TASK TO COMPLETE ::
Copy out the lines of the data verbatim, from the first line through the line containing "- system-back-button[interactable]: [193, 1542, 233, 1582]", with both ends included.

-- BEGIN ENTRIES --

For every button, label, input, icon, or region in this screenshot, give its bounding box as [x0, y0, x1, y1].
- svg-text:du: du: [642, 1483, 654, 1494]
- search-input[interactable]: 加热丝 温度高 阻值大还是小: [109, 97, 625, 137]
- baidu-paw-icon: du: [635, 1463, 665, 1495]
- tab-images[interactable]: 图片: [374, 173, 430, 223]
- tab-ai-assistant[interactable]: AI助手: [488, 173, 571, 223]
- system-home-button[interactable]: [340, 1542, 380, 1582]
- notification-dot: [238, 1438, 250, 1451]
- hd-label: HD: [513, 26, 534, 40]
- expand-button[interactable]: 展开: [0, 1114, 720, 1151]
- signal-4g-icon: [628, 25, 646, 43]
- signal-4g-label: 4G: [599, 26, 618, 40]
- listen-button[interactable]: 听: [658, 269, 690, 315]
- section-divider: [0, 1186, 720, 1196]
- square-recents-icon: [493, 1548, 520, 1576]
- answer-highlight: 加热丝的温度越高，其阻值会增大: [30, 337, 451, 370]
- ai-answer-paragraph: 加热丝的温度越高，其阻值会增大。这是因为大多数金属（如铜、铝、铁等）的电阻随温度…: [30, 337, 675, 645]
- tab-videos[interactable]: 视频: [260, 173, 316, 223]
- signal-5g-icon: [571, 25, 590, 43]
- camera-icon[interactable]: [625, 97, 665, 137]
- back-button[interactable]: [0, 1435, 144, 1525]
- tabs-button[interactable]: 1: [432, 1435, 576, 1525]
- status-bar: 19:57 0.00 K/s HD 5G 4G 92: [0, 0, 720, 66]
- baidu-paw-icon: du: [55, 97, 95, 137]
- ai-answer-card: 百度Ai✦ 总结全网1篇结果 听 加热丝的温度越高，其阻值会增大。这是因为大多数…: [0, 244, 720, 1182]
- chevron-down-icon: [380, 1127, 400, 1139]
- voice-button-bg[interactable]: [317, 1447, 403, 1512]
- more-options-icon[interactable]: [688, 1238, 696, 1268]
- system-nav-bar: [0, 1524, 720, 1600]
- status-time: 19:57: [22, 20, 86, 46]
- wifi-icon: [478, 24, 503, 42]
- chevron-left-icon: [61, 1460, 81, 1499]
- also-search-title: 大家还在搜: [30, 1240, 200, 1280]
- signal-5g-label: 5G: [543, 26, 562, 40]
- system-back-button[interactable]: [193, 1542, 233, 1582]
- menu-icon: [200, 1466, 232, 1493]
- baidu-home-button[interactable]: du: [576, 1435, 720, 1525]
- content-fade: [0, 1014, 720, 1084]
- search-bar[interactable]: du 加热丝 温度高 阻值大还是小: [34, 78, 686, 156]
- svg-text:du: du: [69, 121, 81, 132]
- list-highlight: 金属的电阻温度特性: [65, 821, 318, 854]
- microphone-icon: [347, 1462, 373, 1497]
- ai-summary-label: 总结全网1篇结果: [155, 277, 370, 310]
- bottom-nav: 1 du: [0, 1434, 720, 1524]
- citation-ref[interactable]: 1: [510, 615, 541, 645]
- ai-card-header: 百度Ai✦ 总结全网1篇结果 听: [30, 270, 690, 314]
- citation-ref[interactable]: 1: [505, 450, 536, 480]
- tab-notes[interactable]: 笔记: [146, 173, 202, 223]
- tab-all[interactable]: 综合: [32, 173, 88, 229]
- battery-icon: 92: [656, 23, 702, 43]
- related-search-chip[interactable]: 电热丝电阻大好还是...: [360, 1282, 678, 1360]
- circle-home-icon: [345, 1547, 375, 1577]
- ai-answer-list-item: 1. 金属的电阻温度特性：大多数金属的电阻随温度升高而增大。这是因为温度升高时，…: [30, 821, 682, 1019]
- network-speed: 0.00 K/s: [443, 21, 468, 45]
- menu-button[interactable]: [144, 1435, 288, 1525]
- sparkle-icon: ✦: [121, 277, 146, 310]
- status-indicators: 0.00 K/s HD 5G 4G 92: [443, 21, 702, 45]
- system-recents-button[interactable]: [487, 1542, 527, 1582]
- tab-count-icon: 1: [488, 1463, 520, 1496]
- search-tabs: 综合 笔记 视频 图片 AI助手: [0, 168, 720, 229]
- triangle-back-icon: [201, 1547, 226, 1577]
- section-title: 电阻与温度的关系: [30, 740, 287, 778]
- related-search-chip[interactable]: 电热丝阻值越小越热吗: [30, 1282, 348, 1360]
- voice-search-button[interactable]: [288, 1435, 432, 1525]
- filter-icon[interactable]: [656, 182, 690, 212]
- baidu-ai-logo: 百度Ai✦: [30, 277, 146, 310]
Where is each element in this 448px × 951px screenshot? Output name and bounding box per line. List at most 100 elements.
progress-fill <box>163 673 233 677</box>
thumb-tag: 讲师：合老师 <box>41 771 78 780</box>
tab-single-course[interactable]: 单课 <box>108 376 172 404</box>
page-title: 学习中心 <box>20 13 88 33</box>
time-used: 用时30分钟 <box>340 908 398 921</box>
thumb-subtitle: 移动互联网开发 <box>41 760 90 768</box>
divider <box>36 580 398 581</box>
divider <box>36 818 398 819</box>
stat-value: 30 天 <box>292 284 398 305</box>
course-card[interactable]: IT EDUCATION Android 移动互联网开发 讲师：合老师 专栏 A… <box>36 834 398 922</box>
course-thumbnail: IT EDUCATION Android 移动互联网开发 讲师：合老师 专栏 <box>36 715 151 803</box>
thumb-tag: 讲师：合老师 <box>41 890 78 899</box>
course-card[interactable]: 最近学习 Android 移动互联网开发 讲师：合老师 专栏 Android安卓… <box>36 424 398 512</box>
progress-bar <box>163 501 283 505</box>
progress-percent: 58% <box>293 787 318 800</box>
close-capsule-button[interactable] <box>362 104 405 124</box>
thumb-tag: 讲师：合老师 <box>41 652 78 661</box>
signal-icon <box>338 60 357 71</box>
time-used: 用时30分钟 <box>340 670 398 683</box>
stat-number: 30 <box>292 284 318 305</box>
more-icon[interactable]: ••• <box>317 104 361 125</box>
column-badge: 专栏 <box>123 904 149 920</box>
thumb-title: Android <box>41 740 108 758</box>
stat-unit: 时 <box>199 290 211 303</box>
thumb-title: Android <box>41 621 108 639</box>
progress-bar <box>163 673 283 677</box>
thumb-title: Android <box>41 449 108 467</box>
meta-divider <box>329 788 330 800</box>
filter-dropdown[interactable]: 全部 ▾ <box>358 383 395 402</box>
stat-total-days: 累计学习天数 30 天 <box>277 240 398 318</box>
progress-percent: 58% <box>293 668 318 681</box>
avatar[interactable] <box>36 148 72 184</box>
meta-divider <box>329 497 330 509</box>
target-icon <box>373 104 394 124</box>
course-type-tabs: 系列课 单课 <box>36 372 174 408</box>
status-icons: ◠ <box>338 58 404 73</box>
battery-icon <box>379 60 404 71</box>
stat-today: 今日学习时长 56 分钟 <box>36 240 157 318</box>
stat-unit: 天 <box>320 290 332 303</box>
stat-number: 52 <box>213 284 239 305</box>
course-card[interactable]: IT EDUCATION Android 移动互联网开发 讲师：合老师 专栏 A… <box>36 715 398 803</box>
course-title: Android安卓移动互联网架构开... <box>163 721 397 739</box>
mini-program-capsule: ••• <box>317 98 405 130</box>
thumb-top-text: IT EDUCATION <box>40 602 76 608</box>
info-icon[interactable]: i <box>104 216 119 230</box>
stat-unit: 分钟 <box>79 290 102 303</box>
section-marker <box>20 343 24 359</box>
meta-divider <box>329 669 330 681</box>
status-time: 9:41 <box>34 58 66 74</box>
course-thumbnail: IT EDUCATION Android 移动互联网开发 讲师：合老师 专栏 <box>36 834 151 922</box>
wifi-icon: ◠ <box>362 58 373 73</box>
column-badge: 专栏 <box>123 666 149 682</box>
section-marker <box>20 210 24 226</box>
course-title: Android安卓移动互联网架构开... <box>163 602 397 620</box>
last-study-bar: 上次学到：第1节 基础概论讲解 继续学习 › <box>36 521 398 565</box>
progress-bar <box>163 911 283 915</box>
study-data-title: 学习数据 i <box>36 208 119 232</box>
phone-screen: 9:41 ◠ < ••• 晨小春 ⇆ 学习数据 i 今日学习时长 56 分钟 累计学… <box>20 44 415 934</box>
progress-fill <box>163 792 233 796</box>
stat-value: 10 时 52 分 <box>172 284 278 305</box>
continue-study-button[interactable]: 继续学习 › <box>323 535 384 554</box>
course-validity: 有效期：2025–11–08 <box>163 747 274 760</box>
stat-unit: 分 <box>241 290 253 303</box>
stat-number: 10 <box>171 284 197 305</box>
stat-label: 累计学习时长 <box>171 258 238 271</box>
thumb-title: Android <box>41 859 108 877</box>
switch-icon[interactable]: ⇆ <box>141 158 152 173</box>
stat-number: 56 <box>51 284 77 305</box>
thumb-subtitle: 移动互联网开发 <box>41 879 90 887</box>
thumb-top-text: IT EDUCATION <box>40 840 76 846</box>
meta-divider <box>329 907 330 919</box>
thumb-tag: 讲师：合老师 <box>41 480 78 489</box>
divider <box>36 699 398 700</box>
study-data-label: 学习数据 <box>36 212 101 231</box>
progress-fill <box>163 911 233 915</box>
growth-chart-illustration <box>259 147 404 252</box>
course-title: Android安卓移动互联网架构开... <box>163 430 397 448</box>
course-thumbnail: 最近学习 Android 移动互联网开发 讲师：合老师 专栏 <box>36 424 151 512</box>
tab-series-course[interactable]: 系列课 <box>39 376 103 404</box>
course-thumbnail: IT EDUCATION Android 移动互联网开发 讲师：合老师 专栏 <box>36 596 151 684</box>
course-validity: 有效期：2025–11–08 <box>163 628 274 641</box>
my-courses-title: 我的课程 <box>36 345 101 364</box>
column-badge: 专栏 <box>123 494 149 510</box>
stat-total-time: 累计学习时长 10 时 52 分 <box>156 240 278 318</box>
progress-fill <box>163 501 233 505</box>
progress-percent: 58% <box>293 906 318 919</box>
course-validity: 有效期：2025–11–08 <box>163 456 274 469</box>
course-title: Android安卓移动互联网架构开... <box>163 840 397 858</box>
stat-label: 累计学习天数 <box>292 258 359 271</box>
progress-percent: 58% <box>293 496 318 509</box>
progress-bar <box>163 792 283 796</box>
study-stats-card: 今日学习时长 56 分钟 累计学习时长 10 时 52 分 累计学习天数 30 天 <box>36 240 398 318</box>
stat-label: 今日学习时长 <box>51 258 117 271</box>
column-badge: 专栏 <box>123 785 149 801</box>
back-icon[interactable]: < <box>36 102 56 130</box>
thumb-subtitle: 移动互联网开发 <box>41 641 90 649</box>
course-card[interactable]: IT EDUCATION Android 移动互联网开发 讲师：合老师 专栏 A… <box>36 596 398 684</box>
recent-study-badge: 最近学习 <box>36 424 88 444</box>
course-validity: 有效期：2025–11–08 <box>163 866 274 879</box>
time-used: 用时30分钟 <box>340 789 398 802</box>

-- END ENTRIES --

ANSWER TO THE EXERCISE ::
For every button, label, input, icon, or region in this screenshot, give its bounding box as [x0, y0, x1, y1].
- svg-text:du: du: [642, 1483, 654, 1494]
- search-input[interactable]: 加热丝 温度高 阻值大还是小: [109, 97, 625, 137]
- baidu-paw-icon: du: [635, 1463, 665, 1495]
- tab-images[interactable]: 图片: [374, 173, 430, 223]
- tab-ai-assistant[interactable]: AI助手: [488, 173, 571, 223]
- system-home-button[interactable]: [340, 1542, 380, 1582]
- notification-dot: [238, 1438, 250, 1451]
- hd-label: HD: [513, 26, 534, 40]
- expand-button[interactable]: 展开: [0, 1114, 720, 1151]
- signal-4g-icon: [628, 25, 646, 43]
- signal-4g-label: 4G: [599, 26, 618, 40]
- listen-button[interactable]: 听: [658, 269, 690, 315]
- section-divider: [0, 1186, 720, 1196]
- square-recents-icon: [493, 1548, 520, 1576]
- answer-highlight: 加热丝的温度越高，其阻值会增大: [30, 337, 451, 370]
- ai-answer-paragraph: 加热丝的温度越高，其阻值会增大。这是因为大多数金属（如铜、铝、铁等）的电阻随温度…: [30, 337, 675, 645]
- tab-videos[interactable]: 视频: [260, 173, 316, 223]
- signal-5g-icon: [571, 25, 590, 43]
- camera-icon[interactable]: [625, 97, 665, 137]
- back-button[interactable]: [0, 1435, 144, 1525]
- tabs-button[interactable]: 1: [432, 1435, 576, 1525]
- status-bar: 19:57 0.00 K/s HD 5G 4G 92: [0, 0, 720, 66]
- baidu-paw-icon: du: [55, 97, 95, 137]
- ai-answer-card: 百度Ai✦ 总结全网1篇结果 听 加热丝的温度越高，其阻值会增大。这是因为大多数…: [0, 244, 720, 1182]
- chevron-down-icon: [380, 1127, 400, 1139]
- voice-button-bg[interactable]: [317, 1447, 403, 1512]
- more-options-icon[interactable]: [688, 1238, 696, 1268]
- system-nav-bar: [0, 1524, 720, 1600]
- status-time: 19:57: [22, 20, 86, 46]
- wifi-icon: [478, 24, 503, 42]
- chevron-left-icon: [61, 1460, 81, 1499]
- also-search-title: 大家还在搜: [30, 1240, 200, 1280]
- signal-5g-label: 5G: [543, 26, 562, 40]
- system-back-button[interactable]: [193, 1542, 233, 1582]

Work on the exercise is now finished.